REQUEST »
Look through the data below. Show each line where the string "Entrance" occurs.

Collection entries
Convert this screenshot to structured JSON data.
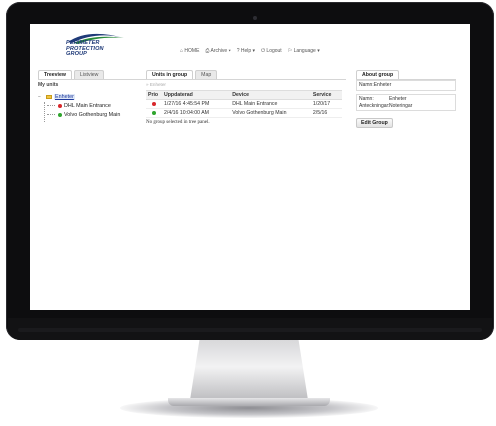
{
  "logo": {
    "line1": "PERIMETER",
    "line2": "PROTECTION",
    "line3": "GROUP"
  },
  "topnav": {
    "home": "⌂ HOME",
    "archive": "⎙ Archive ▾",
    "help": "? Help ▾",
    "logout": "⏻ Logout",
    "language": "⚐ Language ▾"
  },
  "left_panel": {
    "tabs": [
      "Treeview",
      "Listview"
    ],
    "title": "My units",
    "tree": {
      "expander": "−",
      "root": "Enheter",
      "children": [
        {
          "label": "DHL Main Entrance",
          "status_color": "#d8272b"
        },
        {
          "label": "Volvo Gothenburg Main",
          "status_color": "#2fa52e"
        }
      ]
    }
  },
  "center_panel": {
    "tabs": [
      "Units in group",
      "Map"
    ],
    "breadcrumb": "» Enheter",
    "columns": [
      "Prio",
      "Uppdaterad",
      "Device",
      "Service"
    ],
    "rows": [
      {
        "prio_color": "#d8272b",
        "updated": "1/27/16 4:45:54 PM",
        "device": "DHL Main Entrance",
        "service": "1/20/17"
      },
      {
        "prio_color": "#2fa52e",
        "updated": "2/4/16 10:04:00 AM",
        "device": "Volvo Gothenburg Main",
        "service": "2/5/16"
      }
    ],
    "status_message": "No group selected in tree panel."
  },
  "right_panel": {
    "tab": "About group",
    "name_line": "Namn:Enheter",
    "fields": [
      {
        "label": "Namn:",
        "value": "Enheter"
      },
      {
        "label": "Anteckningar:",
        "value": "Noteringar"
      }
    ],
    "edit_button": "Edit Group"
  }
}
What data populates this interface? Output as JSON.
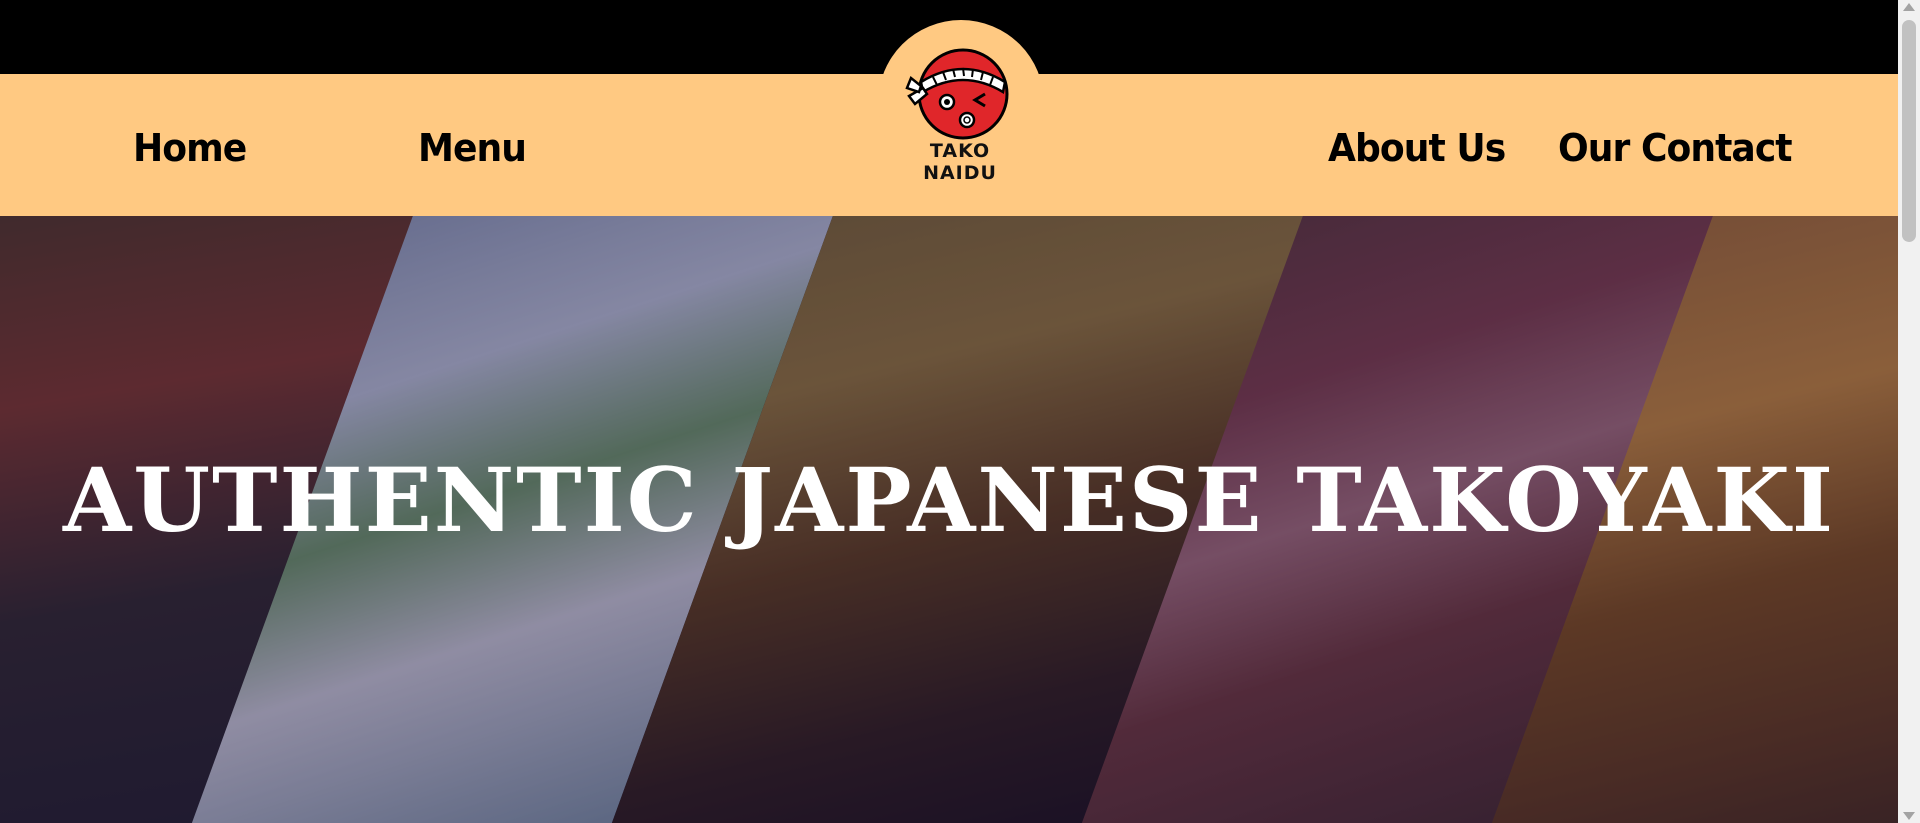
{
  "brand": {
    "name": "TAKO NAIDU",
    "logo_icon": "takoyaki-mascot-icon",
    "colors": {
      "nav_background": "#ffc982",
      "top_bar": "#000000",
      "mascot_red": "#e0262a",
      "hero_text": "#ffffff"
    }
  },
  "nav": {
    "left": [
      {
        "label": "Home"
      },
      {
        "label": "Menu"
      }
    ],
    "right": [
      {
        "label": "About Us"
      },
      {
        "label": "Our Contact"
      }
    ]
  },
  "hero": {
    "title": "AUTHENTIC JAPANESE TAKOYAKI",
    "background": "diagonal-food-photo-collage"
  }
}
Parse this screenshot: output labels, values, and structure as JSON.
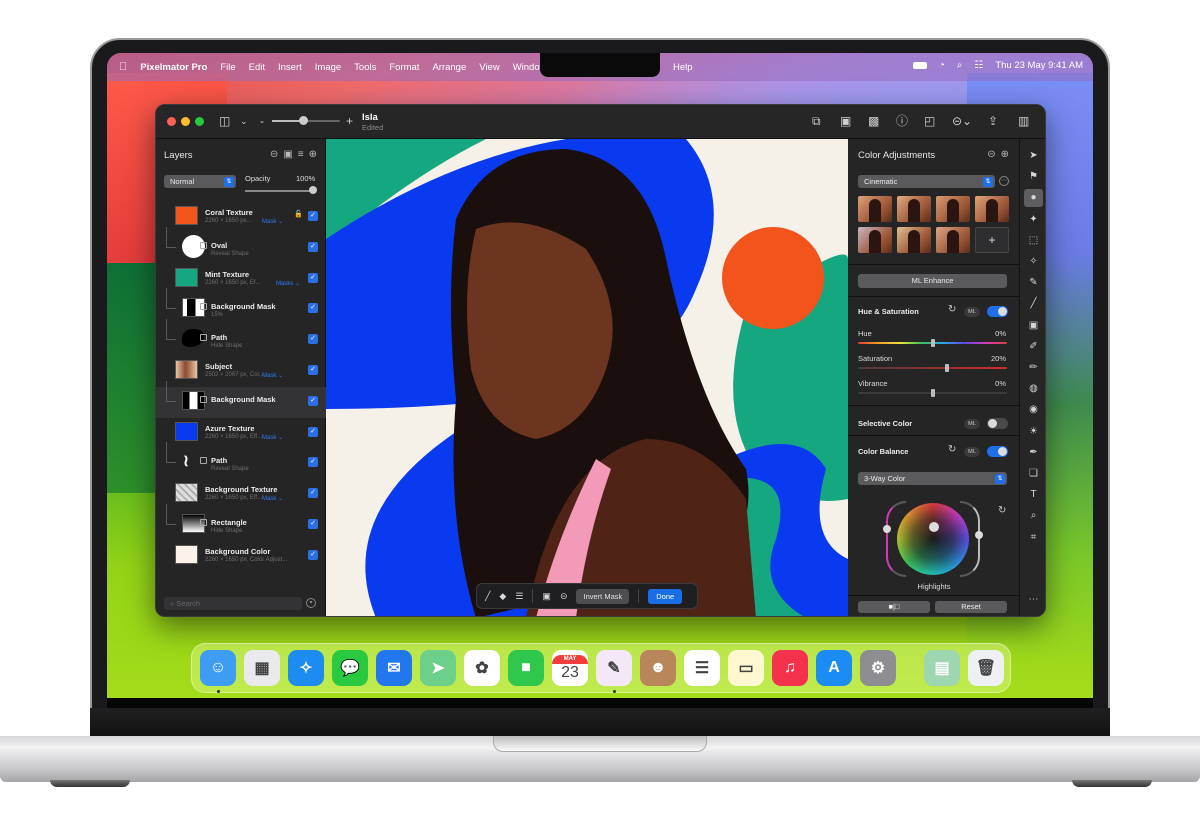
{
  "menubar": {
    "apple_icon": "apple-logo-icon",
    "app_name": "Pixelmator Pro",
    "menus": [
      "File",
      "Edit",
      "Insert",
      "Image",
      "Tools",
      "Format",
      "Arrange",
      "View",
      "Window"
    ],
    "help": "Help",
    "status_icons": [
      "battery-icon",
      "wifi-icon",
      "spotlight-search-icon",
      "control-center-icon"
    ],
    "clock": "Thu 23 May  9:41 AM"
  },
  "window": {
    "title": "Isla",
    "subtitle": "Edited",
    "zoom_level_fraction": 0.45,
    "toolbar_icons": [
      "arrange-icon",
      "color-swap-icon",
      "image-adjust-icon",
      "info-icon",
      "crop-rotate-icon",
      "more-menu-icon",
      "share-icon",
      "sidebar-icon"
    ]
  },
  "layers_panel": {
    "title": "Layers",
    "blend_mode": "Normal",
    "opacity_label": "Opacity",
    "opacity_value": "100%",
    "search_placeholder": "Search",
    "layers": [
      {
        "name": "Coral Texture",
        "meta": "2260 × 1650 px...",
        "mask": "Mask ⌄",
        "child": false,
        "thumb": "#f2541b",
        "locked": true,
        "checked": true
      },
      {
        "name": "Oval",
        "meta": "Reveal Shape",
        "child": true,
        "thumb": "oval",
        "shape": true,
        "checked": true
      },
      {
        "name": "Mint Texture",
        "meta": "2260 × 1650 px, Ef...",
        "mask": "Masks ⌄",
        "child": false,
        "thumb": "#15a880",
        "checked": true
      },
      {
        "name": "Background Mask",
        "meta": "15%",
        "child": true,
        "thumb": "mask",
        "mask_icon": true,
        "checked": true
      },
      {
        "name": "Path",
        "meta": "Hide Shape",
        "child": true,
        "thumb": "blob",
        "shape": true,
        "checked": true
      },
      {
        "name": "Subject",
        "meta": "2502 × 2067 px, Col...",
        "mask": "Mask ⌄",
        "child": false,
        "thumb": "portrait",
        "checked": true
      },
      {
        "name": "Background Mask",
        "meta": "",
        "child": true,
        "thumb": "mask2",
        "mask_icon": true,
        "selected": true,
        "checked": true
      },
      {
        "name": "Azure Texture",
        "meta": "2260 × 1650 px, Eff...",
        "mask": "Mask ⌄",
        "child": false,
        "thumb": "#0a3af0",
        "checked": true
      },
      {
        "name": "Path",
        "meta": "Reveal Shape",
        "child": true,
        "thumb": "squiggle",
        "shape": true,
        "checked": true
      },
      {
        "name": "Background Texture",
        "meta": "2260 × 1650 px, Eff...",
        "mask": "Mask ⌄",
        "child": false,
        "thumb": "texture",
        "checked": true
      },
      {
        "name": "Rectangle",
        "meta": "Hide Shape",
        "child": true,
        "thumb": "gradient",
        "shape": true,
        "checked": true
      },
      {
        "name": "Background Color",
        "meta": "2260 × 1650 px, Color Adjust...",
        "child": false,
        "thumb": "#fbf3e9",
        "checked": true
      }
    ]
  },
  "mask_toolbar": {
    "tools": [
      "brush-icon",
      "eraser-icon",
      "sliders-icon",
      "mask-icon",
      "more-icon"
    ],
    "invert_label": "Invert Mask",
    "done_label": "Done"
  },
  "adjustments_panel": {
    "title": "Color Adjustments",
    "preset": "Cinematic",
    "preset_count": 7,
    "add_preset": "+",
    "ml_enhance": "ML Enhance",
    "hue_saturation": {
      "label": "Hue & Saturation",
      "ml": "ML",
      "enabled": true,
      "sliders": [
        {
          "label": "Hue",
          "value": "0%",
          "position": 0.5,
          "track": "rainbow"
        },
        {
          "label": "Saturation",
          "value": "20%",
          "position": 0.6,
          "track": "red"
        },
        {
          "label": "Vibrance",
          "value": "0%",
          "position": 0.5,
          "track": "grey"
        }
      ]
    },
    "selective_color": {
      "label": "Selective Color",
      "ml": "ML",
      "enabled": false
    },
    "color_balance": {
      "label": "Color Balance",
      "ml": "ML",
      "enabled": true,
      "mode": "3-Way Color",
      "wheel_label": "Highlights"
    },
    "compare_label": "■|□",
    "reset_label": "Reset"
  },
  "tools": [
    "arrow-select-icon",
    "style-icon",
    "color-adjust-icon",
    "effects-icon",
    "selection-icon",
    "quick-select-icon",
    "paint-icon",
    "brush-icon",
    "fill-icon",
    "retouch-icon",
    "eraser-icon",
    "distort-icon",
    "blur-icon",
    "light-icon",
    "pen-icon",
    "shapes-icon",
    "type-icon",
    "zoom-icon",
    "crop-icon",
    "more-icon"
  ],
  "tool_glyphs": [
    "➤",
    "⚑",
    "●",
    "✦",
    "⬚",
    "✧",
    "✎",
    "╱",
    "▣",
    "✐",
    "✏",
    "◍",
    "◉",
    "☀",
    "✒",
    "❏",
    "T",
    "⌕",
    "⌗",
    "⋯"
  ],
  "active_tool_index": 2,
  "dock": {
    "apps": [
      {
        "name": "Finder",
        "glyph": "☺",
        "color": "#3e9cf3",
        "running": true
      },
      {
        "name": "Launchpad",
        "glyph": "▦",
        "color": "#e9eaee"
      },
      {
        "name": "Safari",
        "glyph": "✧",
        "color": "#1d8cf0"
      },
      {
        "name": "Messages",
        "glyph": "💬",
        "color": "#29c940"
      },
      {
        "name": "Mail",
        "glyph": "✉",
        "color": "#2277ee"
      },
      {
        "name": "Maps",
        "glyph": "➤",
        "color": "#6dd08a"
      },
      {
        "name": "Photos",
        "glyph": "✿",
        "color": "#ffffff"
      },
      {
        "name": "FaceTime",
        "glyph": "■",
        "color": "#2fc74c"
      },
      {
        "name": "Calendar",
        "glyph": "23",
        "month": "MAY",
        "color": "#ffffff"
      },
      {
        "name": "Pixelmator Pro",
        "glyph": "✎",
        "color": "#f2e8f7",
        "running": true
      },
      {
        "name": "Contacts",
        "glyph": "☻",
        "color": "#b8865a"
      },
      {
        "name": "Reminders",
        "glyph": "☰",
        "color": "#ffffff"
      },
      {
        "name": "Notes",
        "glyph": "▭",
        "color": "#fff7cf"
      },
      {
        "name": "Music",
        "glyph": "♫",
        "color": "#f5324e"
      },
      {
        "name": "App Store",
        "glyph": "A",
        "color": "#1c8cf5"
      },
      {
        "name": "System Settings",
        "glyph": "⚙",
        "color": "#8d8d92"
      }
    ],
    "others": [
      {
        "name": "Downloads Stack",
        "glyph": "▤",
        "color": "#9ed6b0"
      },
      {
        "name": "Trash",
        "glyph": "🗑",
        "color": "#eef1f3"
      }
    ]
  }
}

ANSWER TO THIS PROBLEM »
          "label": "DHL Main Entrance",
        "device": "DHL Main Entrance",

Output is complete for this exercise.